> Extracted records
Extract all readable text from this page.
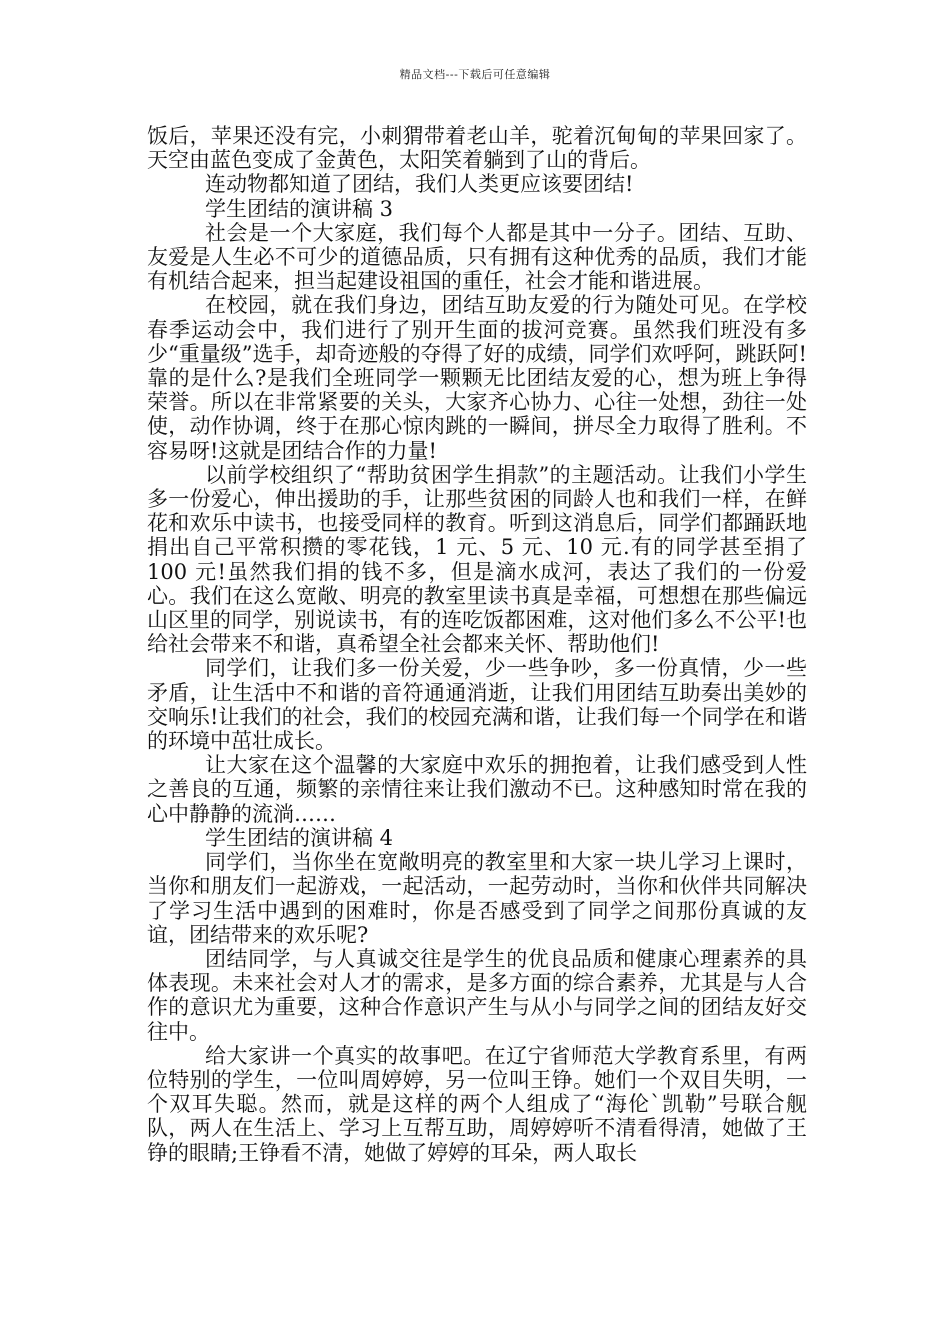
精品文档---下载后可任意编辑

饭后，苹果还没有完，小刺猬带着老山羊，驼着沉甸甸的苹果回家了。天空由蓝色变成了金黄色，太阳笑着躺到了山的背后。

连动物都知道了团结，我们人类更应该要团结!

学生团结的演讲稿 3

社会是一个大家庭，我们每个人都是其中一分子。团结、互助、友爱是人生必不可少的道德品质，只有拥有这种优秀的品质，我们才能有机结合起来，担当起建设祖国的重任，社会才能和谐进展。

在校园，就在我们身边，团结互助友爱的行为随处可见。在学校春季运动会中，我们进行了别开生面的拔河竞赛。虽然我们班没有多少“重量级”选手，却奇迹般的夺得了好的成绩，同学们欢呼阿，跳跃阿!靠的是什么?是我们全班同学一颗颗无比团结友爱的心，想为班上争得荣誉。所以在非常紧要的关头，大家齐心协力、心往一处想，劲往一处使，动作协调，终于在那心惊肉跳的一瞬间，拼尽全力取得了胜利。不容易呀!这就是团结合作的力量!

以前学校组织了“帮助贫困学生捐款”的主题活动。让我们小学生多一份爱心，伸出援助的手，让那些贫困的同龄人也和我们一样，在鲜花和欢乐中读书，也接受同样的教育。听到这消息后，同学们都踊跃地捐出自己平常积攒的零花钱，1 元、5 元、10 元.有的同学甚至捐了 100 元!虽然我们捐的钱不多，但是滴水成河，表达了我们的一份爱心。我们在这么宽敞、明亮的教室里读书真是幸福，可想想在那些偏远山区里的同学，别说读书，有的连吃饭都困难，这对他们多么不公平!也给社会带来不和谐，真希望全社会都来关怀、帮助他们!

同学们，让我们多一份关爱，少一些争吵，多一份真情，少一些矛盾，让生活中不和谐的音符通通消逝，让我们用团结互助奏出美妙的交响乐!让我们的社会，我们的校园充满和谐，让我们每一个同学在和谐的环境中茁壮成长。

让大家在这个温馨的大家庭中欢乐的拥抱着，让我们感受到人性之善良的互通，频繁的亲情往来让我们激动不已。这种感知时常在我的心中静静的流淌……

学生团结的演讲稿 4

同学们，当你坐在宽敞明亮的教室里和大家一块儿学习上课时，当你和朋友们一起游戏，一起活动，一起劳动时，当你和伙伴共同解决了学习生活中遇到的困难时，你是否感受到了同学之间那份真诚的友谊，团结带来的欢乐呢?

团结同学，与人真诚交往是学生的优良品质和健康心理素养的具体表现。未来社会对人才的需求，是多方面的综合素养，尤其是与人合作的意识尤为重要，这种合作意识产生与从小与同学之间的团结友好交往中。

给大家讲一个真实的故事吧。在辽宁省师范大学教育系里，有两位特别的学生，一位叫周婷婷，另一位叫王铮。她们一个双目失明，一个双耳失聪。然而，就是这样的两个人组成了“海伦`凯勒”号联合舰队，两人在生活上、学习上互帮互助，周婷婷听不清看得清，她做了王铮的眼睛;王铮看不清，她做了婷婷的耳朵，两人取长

* * *

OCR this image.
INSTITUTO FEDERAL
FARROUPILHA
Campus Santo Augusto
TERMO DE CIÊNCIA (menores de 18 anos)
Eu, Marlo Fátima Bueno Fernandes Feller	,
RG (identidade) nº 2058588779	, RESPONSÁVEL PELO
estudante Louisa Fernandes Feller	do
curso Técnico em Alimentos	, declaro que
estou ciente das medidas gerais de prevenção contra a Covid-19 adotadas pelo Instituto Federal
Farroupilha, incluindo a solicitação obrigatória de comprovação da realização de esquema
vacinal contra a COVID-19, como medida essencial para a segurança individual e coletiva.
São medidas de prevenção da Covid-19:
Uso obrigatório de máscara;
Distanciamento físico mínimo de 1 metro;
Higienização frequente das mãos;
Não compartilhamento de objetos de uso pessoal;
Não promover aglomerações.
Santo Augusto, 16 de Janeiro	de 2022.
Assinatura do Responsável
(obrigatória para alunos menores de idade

> Exercise goal
Where a line above contains the word "Feller", copy that line.

> Result
Eu, Marlo Fátima Bueno Fernandes Feller	,
estudante Louisa Fernandes Feller	do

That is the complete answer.